** start Recorded information **

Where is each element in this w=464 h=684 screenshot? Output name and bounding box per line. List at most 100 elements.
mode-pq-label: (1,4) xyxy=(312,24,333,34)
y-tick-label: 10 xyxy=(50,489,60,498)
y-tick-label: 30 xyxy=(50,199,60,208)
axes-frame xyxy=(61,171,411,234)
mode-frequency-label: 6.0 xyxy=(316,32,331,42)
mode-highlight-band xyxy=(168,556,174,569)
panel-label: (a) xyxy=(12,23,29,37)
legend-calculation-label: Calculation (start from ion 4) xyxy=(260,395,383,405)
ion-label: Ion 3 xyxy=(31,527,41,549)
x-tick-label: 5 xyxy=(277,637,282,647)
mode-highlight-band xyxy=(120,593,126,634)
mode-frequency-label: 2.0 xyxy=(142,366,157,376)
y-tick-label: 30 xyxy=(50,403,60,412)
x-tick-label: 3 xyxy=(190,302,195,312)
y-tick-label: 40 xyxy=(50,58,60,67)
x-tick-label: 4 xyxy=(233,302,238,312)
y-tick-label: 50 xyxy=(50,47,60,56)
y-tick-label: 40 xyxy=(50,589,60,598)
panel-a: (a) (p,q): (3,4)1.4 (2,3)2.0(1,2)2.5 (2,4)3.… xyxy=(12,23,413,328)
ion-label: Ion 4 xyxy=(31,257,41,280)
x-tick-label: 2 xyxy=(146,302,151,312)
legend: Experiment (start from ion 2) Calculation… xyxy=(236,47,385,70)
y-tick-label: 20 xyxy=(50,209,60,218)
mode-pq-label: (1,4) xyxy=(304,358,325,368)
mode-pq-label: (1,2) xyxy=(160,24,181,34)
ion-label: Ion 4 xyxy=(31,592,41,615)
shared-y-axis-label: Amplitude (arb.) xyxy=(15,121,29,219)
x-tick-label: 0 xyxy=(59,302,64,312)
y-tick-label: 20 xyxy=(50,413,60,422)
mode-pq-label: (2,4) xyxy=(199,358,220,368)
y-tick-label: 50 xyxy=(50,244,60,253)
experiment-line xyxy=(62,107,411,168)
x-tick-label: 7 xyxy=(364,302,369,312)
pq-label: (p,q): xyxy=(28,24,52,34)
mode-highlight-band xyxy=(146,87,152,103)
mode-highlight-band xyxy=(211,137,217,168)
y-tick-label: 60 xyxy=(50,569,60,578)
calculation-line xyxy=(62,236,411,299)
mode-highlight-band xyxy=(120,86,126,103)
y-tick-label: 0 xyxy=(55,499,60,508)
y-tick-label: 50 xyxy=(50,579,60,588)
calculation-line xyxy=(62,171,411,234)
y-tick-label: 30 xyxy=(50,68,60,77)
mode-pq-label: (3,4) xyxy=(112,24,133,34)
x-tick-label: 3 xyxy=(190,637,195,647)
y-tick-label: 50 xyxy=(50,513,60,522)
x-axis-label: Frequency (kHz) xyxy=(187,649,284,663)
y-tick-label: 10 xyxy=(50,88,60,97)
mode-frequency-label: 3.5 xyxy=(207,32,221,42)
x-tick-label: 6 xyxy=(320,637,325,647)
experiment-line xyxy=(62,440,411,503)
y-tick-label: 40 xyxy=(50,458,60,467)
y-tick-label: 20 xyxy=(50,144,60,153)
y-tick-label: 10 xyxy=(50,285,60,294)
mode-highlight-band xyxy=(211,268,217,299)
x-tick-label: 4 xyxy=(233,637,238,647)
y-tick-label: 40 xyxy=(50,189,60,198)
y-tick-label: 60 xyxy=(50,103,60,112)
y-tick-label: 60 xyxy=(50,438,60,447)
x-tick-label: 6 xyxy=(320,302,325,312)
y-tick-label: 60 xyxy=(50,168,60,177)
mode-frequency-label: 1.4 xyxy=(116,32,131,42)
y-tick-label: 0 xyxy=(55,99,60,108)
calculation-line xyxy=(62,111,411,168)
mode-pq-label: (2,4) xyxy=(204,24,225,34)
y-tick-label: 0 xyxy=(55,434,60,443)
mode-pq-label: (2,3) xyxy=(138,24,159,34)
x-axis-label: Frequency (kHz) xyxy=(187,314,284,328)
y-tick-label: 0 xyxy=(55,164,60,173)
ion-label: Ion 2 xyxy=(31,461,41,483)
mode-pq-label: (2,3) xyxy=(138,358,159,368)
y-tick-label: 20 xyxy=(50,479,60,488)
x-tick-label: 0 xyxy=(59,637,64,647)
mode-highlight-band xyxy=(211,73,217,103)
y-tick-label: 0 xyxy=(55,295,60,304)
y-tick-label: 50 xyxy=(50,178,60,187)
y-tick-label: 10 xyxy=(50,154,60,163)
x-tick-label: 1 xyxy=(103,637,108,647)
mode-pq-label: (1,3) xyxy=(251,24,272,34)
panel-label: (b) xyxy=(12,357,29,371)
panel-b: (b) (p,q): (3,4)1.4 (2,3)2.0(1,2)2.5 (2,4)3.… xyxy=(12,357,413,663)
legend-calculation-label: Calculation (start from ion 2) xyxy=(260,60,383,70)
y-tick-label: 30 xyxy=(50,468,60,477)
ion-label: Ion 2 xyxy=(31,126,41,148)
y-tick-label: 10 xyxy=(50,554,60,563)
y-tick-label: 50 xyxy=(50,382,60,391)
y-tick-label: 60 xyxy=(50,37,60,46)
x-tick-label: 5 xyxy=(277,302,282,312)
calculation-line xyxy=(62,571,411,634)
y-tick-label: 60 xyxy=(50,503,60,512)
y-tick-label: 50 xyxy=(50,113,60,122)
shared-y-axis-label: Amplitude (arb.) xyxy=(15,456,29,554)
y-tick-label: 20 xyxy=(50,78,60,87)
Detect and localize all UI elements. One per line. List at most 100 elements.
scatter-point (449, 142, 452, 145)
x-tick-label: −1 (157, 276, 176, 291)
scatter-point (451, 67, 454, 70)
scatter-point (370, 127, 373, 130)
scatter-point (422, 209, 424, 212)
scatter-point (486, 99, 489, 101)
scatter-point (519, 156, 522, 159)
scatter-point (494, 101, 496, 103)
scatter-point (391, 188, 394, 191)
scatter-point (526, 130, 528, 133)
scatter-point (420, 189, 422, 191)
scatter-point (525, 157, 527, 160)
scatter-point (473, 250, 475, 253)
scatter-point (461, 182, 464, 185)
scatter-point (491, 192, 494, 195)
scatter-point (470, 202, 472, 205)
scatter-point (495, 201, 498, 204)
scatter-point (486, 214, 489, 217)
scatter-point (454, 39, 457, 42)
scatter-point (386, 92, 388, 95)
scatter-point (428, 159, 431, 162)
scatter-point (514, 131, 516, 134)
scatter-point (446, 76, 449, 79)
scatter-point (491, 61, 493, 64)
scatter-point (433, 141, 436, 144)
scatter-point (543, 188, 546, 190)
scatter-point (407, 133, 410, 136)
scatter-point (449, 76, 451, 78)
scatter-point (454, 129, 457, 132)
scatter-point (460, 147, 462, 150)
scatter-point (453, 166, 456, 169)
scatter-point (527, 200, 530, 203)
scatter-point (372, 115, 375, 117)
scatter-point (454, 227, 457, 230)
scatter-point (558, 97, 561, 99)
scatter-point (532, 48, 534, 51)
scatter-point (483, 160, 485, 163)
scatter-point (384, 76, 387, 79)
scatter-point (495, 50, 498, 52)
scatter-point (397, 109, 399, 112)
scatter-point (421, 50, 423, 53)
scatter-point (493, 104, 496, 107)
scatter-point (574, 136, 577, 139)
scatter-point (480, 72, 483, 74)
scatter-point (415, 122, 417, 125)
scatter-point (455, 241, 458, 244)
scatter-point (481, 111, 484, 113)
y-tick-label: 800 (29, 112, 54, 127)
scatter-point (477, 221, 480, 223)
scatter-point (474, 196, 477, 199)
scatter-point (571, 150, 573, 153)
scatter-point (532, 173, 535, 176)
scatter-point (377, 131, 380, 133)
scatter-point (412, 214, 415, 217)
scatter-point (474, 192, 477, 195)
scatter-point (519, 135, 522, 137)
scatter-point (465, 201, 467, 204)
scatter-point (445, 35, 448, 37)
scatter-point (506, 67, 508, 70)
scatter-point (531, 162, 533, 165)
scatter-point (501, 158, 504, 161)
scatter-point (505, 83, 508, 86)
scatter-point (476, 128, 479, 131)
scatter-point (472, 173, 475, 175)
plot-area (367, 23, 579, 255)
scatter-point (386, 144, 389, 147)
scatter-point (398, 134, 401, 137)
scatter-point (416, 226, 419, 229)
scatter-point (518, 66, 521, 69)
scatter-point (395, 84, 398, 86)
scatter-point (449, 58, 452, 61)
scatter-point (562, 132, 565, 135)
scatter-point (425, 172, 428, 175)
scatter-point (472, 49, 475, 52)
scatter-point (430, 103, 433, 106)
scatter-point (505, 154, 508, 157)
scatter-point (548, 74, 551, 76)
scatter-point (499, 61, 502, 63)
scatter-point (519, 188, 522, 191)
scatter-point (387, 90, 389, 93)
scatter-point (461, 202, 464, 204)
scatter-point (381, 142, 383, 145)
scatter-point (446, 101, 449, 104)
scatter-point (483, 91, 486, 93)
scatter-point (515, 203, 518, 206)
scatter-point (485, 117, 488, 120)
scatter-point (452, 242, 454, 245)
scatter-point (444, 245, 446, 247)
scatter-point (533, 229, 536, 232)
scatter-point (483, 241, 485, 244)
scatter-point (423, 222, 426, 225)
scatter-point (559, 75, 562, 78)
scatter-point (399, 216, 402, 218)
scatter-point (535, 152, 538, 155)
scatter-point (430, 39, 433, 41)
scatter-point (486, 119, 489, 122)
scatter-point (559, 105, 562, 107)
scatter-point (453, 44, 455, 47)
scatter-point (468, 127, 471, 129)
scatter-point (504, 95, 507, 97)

** end Recorded information **

## What to do
Turn the records, from the very first line through the line containing "mode-highlight-band xyxy=(120,593,126,634)", inclusive, into a numbered list with no blank lines.

## Correct output
1. Where is each element in this w=464 h=684 screenshot? Output name and bounding box per line. List at most 100 elements.
2. mode-pq-label: (1,4) xyxy=(312,24,333,34)
3. y-tick-label: 10 xyxy=(50,489,60,498)
4. y-tick-label: 30 xyxy=(50,199,60,208)
5. axes-frame xyxy=(61,171,411,234)
6. mode-frequency-label: 6.0 xyxy=(316,32,331,42)
7. mode-highlight-band xyxy=(168,556,174,569)
8. panel-label: (a) xyxy=(12,23,29,37)
9. legend-calculation-label: Calculation (start from ion 4) xyxy=(260,395,383,405)
10. ion-label: Ion 3 xyxy=(31,527,41,549)
11. x-tick-label: 5 xyxy=(277,637,282,647)
12. mode-highlight-band xyxy=(120,593,126,634)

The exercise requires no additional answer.